• _REQUIRED WORK_
1. Quote the part of the passage on pointing custom domains to profile pages that opens with the words containing "My question is, what" and closes with "your PHP code.".
2. In the passage on pointing custom domains to profile pages, shorten the paragraph that begins "John Doe registers the domain name" while keeping its main facts.
3. Carry on the passage on pointing custom domains to profile pages from where it stops.

━━━━━ EXERCISE PASSAGE

I built a LAMP web application that let's users create their own profile page where they can upload their resume and portfolio. The url for a person's profile will be something like
http://jobbank.com/user/johndoe
John Doe registers the domain name http://johndoefreelancer.com and he wants it to point to http://jobbank.com/user/johndoe. Anyone who visits johndoefreelancer.com should not be aware that it's driven by http://jobbank.com/user/johndoe. This means that the browser url should persistently show addresses such as:
http://johndoefreelancer.com/aboutme (really points to jobbank.com/user/johndoe/aboutme)
http://johndoefreelancer.com/portfolio (really points to jobbank.com/user/johndoe/portfolio)
Additionally, clicking on any links [a href=""] should keep you at johndoefreelancer.com instead of sending you to jobbank.com.
My question is, what is the best way to achieve this?
I'm considering:
1) Give instructions to users on how to domain forward with masking
2) Instruct users to fillout the field $homeUrl in their User Profile information, which is saved to the database
3) In my PHP code, if $homeUrl exists, replace all [a href="$_SERVER['HTTP_HOST']"] with [a href="$homeUrl"]
Is this the right approach? Is there a better way?
An alternative approach would be to tell your users to point their domains to your IP and set them up as name-based virtual hosts. The benefits are:
- It's much easier for the user to set up then forward with masking (the latter may not even be possible depending on registrar)
- You don't have to deal with URL rewriting in your PHP code.

━━━━━━━━━━
━━━━━ GIVEN DATA

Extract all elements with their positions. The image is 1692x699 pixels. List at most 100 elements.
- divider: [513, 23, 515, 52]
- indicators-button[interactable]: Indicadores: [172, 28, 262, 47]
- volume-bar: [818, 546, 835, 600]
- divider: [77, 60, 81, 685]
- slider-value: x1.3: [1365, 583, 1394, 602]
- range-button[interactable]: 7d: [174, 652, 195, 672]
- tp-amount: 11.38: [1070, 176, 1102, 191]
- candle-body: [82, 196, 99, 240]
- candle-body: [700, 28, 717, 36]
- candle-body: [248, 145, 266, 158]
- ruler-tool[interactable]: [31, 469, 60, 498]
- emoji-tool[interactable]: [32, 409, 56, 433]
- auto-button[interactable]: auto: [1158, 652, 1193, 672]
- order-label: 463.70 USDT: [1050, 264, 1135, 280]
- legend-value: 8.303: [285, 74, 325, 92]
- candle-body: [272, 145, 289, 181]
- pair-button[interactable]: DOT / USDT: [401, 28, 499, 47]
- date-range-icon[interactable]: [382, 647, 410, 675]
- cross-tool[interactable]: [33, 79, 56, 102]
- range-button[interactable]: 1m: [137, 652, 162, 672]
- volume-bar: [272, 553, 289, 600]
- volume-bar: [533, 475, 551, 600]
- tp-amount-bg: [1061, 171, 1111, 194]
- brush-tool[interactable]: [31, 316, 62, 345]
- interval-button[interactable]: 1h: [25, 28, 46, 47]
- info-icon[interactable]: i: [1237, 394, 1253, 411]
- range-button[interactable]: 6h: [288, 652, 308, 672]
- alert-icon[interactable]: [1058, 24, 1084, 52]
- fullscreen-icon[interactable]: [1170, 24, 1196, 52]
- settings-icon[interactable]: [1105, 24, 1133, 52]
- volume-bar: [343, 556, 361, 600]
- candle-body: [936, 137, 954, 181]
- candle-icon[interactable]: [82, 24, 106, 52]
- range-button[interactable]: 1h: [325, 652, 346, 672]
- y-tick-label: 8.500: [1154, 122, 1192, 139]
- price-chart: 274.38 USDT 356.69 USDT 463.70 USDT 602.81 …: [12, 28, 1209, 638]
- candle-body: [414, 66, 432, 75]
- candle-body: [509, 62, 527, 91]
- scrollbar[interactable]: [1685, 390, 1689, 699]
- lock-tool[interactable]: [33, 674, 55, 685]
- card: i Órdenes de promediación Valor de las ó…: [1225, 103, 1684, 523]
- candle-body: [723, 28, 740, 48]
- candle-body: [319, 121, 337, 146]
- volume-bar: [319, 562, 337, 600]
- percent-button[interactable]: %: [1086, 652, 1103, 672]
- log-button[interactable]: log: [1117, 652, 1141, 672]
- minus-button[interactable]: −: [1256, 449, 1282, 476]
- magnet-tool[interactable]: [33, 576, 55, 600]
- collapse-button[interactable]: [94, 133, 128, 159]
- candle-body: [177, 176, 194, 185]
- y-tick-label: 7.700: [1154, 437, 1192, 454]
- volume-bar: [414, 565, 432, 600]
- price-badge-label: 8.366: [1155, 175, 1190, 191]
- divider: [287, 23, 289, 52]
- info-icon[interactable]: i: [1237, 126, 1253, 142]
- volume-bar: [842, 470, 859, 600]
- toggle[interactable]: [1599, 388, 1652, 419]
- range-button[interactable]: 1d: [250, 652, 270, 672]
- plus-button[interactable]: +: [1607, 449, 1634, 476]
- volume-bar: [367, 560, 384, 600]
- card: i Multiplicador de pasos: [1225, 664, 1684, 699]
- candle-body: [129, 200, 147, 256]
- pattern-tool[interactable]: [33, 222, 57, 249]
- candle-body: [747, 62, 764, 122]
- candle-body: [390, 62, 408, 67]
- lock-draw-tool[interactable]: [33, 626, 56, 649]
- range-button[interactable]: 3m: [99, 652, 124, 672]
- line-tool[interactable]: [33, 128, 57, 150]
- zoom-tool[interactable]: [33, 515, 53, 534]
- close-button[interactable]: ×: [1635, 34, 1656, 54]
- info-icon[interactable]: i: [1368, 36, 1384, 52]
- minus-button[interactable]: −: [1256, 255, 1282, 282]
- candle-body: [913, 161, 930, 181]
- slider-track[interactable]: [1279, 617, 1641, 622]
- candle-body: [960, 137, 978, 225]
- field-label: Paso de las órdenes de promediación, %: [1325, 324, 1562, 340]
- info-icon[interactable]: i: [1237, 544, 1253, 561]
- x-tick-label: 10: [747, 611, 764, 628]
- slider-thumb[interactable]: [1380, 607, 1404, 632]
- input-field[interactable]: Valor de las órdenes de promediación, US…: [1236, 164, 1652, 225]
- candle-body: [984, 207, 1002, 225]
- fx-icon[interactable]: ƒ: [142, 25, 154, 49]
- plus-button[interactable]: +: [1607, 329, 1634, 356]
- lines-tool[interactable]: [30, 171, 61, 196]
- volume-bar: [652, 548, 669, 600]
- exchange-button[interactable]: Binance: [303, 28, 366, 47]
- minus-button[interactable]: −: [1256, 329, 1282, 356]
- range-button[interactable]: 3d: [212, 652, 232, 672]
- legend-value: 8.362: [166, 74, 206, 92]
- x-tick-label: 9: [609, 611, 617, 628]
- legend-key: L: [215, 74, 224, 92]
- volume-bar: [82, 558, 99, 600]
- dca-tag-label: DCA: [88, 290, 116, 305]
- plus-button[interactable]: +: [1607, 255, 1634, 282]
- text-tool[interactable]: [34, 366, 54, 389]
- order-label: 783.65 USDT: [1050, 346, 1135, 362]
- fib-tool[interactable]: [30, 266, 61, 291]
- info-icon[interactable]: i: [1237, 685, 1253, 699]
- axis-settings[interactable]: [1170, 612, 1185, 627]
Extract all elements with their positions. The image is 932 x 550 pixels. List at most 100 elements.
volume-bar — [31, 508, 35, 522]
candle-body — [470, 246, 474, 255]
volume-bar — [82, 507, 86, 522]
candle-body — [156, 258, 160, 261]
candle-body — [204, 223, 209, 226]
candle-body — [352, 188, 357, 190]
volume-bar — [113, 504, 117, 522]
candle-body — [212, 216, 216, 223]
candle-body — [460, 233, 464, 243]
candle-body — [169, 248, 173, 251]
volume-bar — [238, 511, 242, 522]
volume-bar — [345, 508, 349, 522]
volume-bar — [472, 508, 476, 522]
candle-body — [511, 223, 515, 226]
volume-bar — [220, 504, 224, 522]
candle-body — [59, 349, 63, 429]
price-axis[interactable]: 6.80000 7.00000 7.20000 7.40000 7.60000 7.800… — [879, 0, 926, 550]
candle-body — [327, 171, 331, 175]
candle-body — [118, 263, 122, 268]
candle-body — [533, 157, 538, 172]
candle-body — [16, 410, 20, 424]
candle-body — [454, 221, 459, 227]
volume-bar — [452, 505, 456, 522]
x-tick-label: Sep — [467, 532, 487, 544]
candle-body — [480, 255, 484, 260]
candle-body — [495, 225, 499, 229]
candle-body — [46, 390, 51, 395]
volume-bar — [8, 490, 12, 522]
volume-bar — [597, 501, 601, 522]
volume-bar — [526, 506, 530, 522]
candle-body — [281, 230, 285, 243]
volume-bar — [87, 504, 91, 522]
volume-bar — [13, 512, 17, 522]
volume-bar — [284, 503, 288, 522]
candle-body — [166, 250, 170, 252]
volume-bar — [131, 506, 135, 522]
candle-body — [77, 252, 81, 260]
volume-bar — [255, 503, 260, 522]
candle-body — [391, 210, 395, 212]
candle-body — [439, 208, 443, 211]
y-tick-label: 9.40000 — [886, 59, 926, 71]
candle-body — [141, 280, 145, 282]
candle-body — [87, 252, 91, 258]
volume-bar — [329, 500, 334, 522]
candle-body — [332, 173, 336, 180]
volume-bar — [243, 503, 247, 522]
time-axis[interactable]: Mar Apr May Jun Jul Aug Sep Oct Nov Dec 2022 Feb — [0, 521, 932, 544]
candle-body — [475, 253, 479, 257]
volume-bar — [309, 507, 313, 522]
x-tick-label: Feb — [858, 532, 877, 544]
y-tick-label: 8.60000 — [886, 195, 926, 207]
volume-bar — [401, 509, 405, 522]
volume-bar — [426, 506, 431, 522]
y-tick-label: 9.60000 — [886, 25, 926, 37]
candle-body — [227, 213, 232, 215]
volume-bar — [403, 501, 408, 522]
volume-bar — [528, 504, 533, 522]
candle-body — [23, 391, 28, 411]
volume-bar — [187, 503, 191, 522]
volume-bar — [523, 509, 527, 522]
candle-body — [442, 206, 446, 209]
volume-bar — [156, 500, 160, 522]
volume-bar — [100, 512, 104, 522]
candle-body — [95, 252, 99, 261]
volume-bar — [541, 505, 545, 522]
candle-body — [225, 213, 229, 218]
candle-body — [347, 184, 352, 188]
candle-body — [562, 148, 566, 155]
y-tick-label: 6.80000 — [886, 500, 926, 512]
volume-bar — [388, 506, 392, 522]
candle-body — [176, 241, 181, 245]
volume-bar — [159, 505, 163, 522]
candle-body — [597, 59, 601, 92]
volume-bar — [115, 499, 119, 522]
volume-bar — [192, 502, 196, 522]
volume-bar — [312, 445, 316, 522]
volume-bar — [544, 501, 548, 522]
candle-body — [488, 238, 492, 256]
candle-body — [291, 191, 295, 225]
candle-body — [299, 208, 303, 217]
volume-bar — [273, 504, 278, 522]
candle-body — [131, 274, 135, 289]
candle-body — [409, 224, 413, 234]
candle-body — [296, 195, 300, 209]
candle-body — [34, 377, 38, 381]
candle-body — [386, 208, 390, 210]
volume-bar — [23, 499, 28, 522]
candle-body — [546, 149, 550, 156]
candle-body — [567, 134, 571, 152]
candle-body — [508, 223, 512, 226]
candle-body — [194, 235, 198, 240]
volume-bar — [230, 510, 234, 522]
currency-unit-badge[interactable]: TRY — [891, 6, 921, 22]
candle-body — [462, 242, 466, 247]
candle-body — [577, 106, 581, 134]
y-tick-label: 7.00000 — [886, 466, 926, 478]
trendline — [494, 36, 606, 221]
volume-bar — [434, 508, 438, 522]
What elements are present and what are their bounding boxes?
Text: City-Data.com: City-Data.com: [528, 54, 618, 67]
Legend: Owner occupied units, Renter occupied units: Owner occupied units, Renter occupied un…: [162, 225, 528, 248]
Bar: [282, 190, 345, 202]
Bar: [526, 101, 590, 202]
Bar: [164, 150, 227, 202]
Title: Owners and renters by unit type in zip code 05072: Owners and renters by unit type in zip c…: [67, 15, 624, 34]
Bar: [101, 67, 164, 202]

━━━━━━━━━━

• _RESULTS_
1.
My question is, what is the best way to achieve this?
I'm considering:
1) Give instructions to users on how to domain forward with masking
2) Instruct users to fillout the field $homeUrl in their User Profile information, which is saved to the database
3) In my PHP code, if $homeUrl exists, replace all [a href="$_SERVER['HTTP_HOST']"] with [a href="$homeUrl"]
Is this the right approach? Is there a better way?
An alternative approach would be to tell your users to point their domains to your IP and set them up as name-based virtual hosts. The benefits are:
- It's much easier for the user to set up then forward with masking (the latter may not even be possible depending on registrar)
- You don't have to deal with URL rewriting in your PHP code.

2. John Doe wants his newly registered domain, http://johndoefreelancer.com, to point to http://jobbank.com/user/johndoe. Visitors should not be able to tell that the site is driven by that profile page, so the browser address bar should keep showing johndoefreelancer.com addresses.

3.
This would be easier to setup if you did not have to use /user/johndoe
prefix for your URLs (which you don't really need to because you can do a domain lookup in your code to determine user id), but is possible with the prefix as well - it's just that mod_rewrite setup would have to be more involved in that case (you'll need to do it per domain).
The only practical way i could think of in the moment is:
add a field in the users Profile
for a domainname
tell the users to let point the DNS host entry to your IP (or the main domainname of you)
create a virtual host which is the FIRST of alle vhosts you might have. (*)
in this virtual host create an index.php script which looks up the requested domainname in the user profile and display the page.
You might need to implement a switch for the urls you print on the page. eg. if you came over the special index page use / as "base href", in all other cases /user/username is "base href"
*) If apache gets a request for a name it dont know (because its no ServerName|Alias of an vhost, it uses the first Vhost as fallback.